▸ **Data records**:
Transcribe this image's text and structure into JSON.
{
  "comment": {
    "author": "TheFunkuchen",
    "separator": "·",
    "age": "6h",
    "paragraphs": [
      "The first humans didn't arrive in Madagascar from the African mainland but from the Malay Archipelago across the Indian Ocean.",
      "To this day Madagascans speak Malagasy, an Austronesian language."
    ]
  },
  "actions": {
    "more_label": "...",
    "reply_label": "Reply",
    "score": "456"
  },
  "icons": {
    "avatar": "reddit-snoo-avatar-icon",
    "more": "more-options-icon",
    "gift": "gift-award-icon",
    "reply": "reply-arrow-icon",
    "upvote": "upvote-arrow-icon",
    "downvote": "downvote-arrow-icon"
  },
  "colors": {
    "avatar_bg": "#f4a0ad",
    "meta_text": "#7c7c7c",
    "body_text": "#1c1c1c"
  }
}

* * *

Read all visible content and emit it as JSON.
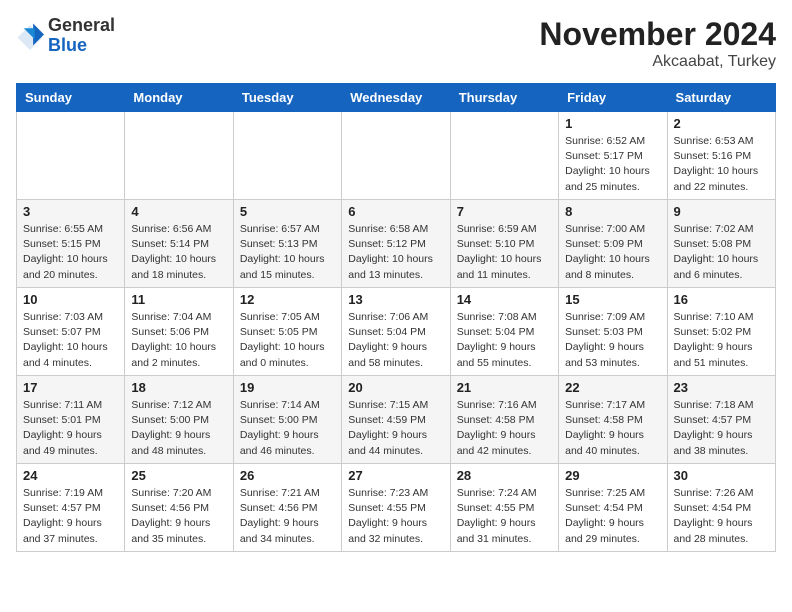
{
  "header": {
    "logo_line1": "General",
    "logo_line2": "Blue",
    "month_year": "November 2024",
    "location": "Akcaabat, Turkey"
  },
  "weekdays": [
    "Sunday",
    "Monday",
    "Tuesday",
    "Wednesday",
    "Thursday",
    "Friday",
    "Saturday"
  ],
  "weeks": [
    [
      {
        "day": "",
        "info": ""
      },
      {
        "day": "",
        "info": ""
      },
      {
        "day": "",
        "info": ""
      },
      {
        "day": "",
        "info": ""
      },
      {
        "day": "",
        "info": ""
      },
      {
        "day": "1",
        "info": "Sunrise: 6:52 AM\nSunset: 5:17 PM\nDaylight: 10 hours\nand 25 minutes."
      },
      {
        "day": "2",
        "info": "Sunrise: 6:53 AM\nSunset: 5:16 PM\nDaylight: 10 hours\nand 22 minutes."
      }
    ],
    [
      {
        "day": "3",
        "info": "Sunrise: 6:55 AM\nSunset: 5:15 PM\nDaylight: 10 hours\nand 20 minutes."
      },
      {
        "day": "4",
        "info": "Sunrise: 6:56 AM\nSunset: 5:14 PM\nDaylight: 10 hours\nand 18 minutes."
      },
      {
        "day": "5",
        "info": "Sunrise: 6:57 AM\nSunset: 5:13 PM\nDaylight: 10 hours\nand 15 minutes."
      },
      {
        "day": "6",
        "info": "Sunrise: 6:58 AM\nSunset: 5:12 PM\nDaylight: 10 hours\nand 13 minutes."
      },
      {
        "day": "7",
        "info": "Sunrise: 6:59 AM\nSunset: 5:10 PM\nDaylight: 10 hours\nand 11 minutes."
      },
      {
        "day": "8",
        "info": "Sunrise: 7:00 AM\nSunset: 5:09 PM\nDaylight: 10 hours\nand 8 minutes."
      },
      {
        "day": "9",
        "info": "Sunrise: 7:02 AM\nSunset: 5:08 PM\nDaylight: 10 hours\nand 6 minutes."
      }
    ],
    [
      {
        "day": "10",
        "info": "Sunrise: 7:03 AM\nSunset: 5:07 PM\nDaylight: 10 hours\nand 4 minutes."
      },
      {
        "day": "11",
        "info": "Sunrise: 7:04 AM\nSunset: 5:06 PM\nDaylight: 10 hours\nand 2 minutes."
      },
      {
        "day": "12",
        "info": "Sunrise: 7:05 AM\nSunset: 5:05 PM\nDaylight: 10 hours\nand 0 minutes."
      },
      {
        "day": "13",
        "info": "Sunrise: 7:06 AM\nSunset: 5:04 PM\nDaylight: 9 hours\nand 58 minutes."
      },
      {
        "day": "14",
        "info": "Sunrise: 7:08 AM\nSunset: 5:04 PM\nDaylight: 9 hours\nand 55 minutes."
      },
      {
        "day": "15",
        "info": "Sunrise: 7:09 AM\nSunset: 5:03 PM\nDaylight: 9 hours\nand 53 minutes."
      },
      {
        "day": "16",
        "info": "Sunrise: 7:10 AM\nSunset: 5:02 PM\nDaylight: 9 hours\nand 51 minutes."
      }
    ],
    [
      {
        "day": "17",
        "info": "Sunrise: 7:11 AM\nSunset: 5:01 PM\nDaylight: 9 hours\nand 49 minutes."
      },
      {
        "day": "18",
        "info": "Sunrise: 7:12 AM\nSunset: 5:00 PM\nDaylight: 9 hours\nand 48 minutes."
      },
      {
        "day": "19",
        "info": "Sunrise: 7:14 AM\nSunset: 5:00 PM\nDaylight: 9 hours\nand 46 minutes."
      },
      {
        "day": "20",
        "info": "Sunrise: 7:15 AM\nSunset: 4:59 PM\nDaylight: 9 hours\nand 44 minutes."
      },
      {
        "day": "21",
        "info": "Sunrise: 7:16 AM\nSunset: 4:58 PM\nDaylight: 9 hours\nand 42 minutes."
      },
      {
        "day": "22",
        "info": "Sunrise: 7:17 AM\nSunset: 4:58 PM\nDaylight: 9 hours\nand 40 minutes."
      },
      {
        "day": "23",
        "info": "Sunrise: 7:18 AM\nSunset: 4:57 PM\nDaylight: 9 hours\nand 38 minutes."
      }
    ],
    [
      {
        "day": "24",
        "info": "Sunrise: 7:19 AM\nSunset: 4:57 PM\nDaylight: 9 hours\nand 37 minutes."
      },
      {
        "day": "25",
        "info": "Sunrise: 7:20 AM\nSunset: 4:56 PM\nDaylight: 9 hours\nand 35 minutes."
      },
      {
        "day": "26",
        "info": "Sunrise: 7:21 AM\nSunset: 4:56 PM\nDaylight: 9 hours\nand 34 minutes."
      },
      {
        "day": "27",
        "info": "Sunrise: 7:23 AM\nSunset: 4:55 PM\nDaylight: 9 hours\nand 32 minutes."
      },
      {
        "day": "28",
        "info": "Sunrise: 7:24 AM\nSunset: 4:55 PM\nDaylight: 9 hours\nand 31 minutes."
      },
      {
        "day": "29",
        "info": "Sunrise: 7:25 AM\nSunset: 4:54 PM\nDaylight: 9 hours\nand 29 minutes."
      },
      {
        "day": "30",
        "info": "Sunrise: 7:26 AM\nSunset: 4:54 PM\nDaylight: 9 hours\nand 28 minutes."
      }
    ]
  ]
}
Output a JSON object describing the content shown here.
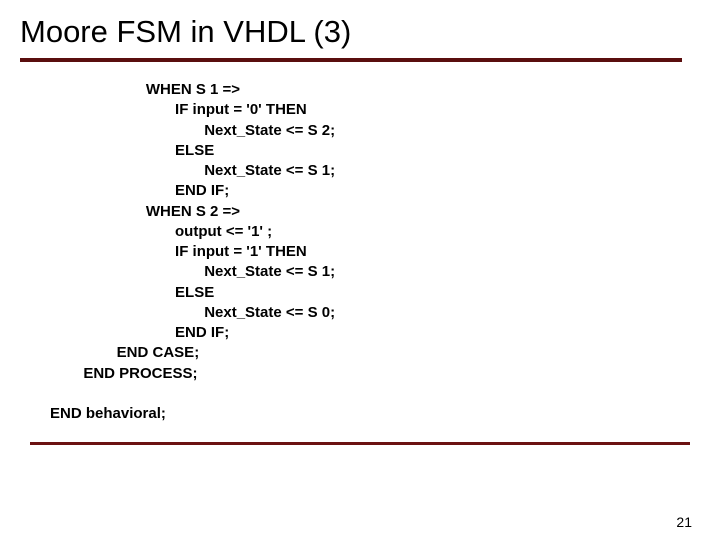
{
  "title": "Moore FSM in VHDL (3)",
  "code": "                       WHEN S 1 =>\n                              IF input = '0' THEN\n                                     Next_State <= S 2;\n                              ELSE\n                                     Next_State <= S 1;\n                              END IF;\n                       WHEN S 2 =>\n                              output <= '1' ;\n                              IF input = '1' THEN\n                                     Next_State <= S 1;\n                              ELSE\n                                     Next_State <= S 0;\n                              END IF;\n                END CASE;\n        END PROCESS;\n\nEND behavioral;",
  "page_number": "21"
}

...

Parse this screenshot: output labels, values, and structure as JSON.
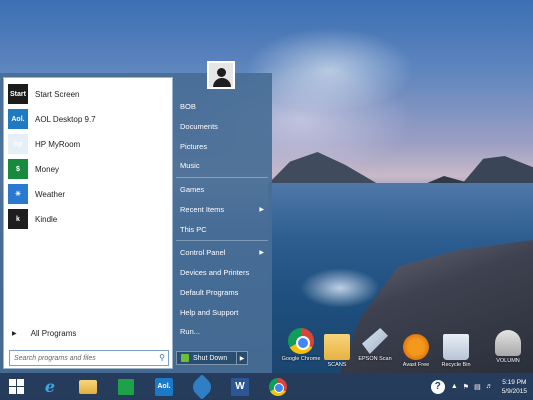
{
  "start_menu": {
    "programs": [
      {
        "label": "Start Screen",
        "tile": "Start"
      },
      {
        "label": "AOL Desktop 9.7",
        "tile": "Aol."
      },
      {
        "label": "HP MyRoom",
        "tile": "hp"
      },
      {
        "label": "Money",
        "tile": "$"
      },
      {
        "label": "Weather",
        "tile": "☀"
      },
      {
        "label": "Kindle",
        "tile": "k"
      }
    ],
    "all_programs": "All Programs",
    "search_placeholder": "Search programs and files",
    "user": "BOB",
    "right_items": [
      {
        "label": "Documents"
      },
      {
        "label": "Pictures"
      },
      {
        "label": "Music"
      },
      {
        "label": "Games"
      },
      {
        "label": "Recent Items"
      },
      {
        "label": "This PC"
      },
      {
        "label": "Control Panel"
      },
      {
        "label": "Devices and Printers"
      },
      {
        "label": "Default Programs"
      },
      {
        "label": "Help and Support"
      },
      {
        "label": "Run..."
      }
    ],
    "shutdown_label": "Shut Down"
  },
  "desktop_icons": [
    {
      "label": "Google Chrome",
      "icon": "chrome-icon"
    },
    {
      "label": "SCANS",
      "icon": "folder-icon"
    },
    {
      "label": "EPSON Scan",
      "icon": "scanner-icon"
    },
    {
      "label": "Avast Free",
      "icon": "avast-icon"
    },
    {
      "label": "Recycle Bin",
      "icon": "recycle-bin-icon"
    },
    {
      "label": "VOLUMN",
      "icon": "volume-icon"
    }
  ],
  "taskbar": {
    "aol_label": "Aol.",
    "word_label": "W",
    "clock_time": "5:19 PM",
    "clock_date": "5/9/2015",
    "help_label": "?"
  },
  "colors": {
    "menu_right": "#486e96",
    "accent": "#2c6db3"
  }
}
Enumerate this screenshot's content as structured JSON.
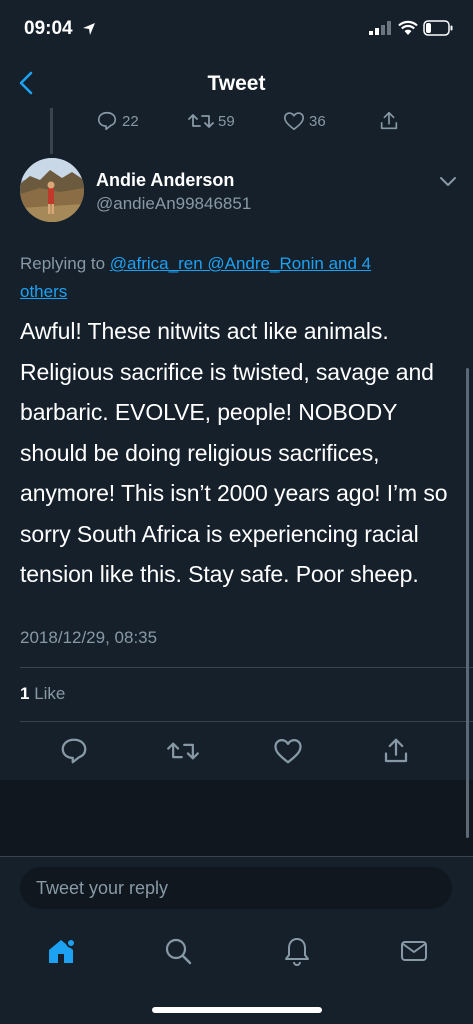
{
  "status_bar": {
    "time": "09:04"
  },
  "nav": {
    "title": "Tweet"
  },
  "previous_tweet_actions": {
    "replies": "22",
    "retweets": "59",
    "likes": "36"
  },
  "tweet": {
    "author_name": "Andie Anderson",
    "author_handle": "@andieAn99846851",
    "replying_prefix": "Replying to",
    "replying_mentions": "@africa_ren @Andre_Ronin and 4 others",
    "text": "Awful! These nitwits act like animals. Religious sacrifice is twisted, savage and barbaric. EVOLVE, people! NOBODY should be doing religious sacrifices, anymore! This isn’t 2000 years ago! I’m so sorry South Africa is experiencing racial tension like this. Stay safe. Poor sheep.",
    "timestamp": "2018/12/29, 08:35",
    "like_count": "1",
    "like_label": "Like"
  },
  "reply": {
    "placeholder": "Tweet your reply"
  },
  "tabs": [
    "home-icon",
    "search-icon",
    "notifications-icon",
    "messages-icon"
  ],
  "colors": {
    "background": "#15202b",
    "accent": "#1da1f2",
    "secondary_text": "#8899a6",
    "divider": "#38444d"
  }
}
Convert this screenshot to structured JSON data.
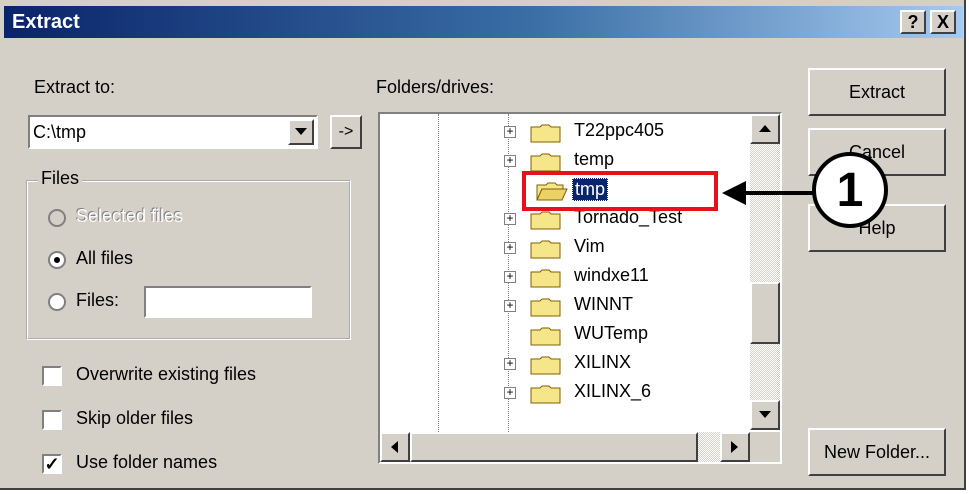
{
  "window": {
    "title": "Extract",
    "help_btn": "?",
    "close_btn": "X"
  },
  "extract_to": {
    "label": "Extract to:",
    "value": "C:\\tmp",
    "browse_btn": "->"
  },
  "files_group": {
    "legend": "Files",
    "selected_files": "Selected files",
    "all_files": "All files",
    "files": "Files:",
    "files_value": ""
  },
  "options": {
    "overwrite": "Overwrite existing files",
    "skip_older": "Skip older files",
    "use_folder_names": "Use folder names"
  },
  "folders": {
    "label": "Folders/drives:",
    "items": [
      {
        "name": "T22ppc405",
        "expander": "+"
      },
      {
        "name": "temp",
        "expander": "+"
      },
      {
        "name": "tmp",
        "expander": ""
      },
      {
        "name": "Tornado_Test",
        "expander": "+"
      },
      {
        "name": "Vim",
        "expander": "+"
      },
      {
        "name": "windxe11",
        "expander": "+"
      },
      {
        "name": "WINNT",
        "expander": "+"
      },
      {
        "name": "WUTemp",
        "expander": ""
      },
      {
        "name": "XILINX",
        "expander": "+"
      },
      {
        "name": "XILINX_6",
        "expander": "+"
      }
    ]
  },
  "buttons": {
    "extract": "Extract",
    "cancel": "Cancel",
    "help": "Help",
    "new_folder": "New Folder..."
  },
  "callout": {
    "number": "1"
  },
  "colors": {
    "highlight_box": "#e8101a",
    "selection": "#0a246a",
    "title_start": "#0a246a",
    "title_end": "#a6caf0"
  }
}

▸ **STATED PROBLEM**: Locate all lines holding the word "tile", then copy them out.

▸ **WORKED ANSWER**:
        "tile": "Start"
        "tile": "Aol."
        "tile": "hp"
        "tile": "$"
        "tile": "☀"
        "tile": "k"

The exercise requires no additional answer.